● WHAT IS NEEDED
Copy every entry exactly.

● DATA RECORDS
________

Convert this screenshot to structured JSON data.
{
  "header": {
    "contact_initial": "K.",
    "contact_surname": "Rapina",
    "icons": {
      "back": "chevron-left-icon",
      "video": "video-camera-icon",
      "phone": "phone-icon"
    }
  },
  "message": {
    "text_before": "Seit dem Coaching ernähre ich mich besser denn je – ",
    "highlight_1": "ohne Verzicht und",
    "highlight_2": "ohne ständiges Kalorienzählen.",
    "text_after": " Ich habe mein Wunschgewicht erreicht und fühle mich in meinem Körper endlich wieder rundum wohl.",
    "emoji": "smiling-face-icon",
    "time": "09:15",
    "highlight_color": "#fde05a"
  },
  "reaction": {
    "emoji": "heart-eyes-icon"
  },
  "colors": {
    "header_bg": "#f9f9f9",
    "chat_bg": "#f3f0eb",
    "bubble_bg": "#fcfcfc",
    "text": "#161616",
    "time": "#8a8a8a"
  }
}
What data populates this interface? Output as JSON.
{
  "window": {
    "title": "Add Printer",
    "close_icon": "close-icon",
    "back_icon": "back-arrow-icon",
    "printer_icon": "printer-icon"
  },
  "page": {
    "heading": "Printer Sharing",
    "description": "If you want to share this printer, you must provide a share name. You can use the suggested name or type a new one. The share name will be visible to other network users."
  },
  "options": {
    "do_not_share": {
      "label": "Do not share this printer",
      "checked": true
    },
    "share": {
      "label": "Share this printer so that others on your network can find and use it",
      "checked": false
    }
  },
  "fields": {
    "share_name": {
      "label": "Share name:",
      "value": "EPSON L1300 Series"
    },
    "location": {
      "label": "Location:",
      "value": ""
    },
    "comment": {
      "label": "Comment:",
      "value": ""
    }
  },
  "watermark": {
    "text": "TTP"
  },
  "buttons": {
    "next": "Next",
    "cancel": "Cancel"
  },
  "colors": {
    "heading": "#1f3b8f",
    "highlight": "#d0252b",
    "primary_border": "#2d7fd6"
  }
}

________

● THE SOLUTION
Convert this screenshot to structured JSON data.
{
  "header": {
    "contact_initial": "K.",
    "contact_surname": "Rapina",
    "icons": {
      "back": "chevron-left-icon",
      "video": "video-camera-icon",
      "phone": "phone-icon"
    }
  },
  "message": {
    "text_before": "Seit dem Coaching ernähre ich mich besser denn je – ",
    "highlight_1": "ohne Verzicht und",
    "highlight_2": "ohne ständiges Kalorienzählen.",
    "text_after": " Ich habe mein Wunschgewicht erreicht und fühle mich in meinem Körper endlich wieder rundum wohl.",
    "emoji": "smiling-face-icon",
    "time": "09:15",
    "highlight_color": "#fde05a"
  },
  "reaction": {
    "emoji": "heart-eyes-icon"
  },
  "colors": {
    "header_bg": "#f9f9f9",
    "chat_bg": "#f3f0eb",
    "bubble_bg": "#fcfcfc",
    "text": "#161616",
    "time": "#8a8a8a"
  }
}
What data populates this interface? Output as JSON.
{
  "window": {
    "title": "Add Printer",
    "close_icon": "close-icon",
    "back_icon": "back-arrow-icon",
    "printer_icon": "printer-icon"
  },
  "page": {
    "heading": "Printer Sharing",
    "description": "If you want to share this printer, you must provide a share name. You can use the suggested name or type a new one. The share name will be visible to other network users."
  },
  "options": {
    "do_not_share": {
      "label": "Do not share this printer",
      "checked": true
    },
    "share": {
      "label": "Share this printer so that others on your network can find and use it",
      "checked": false
    }
  },
  "fields": {
    "share_name": {
      "label": "Share name:",
      "value": "EPSON L1300 Series"
    },
    "location": {
      "label": "Location:",
      "value": ""
    },
    "comment": {
      "label": "Comment:",
      "value": ""
    }
  },
  "watermark": {
    "text": "TTP"
  },
  "buttons": {
    "next": "Next",
    "cancel": "Cancel"
  },
  "colors": {
    "heading": "#1f3b8f",
    "highlight": "#d0252b",
    "primary_border": "#2d7fd6"
  }
}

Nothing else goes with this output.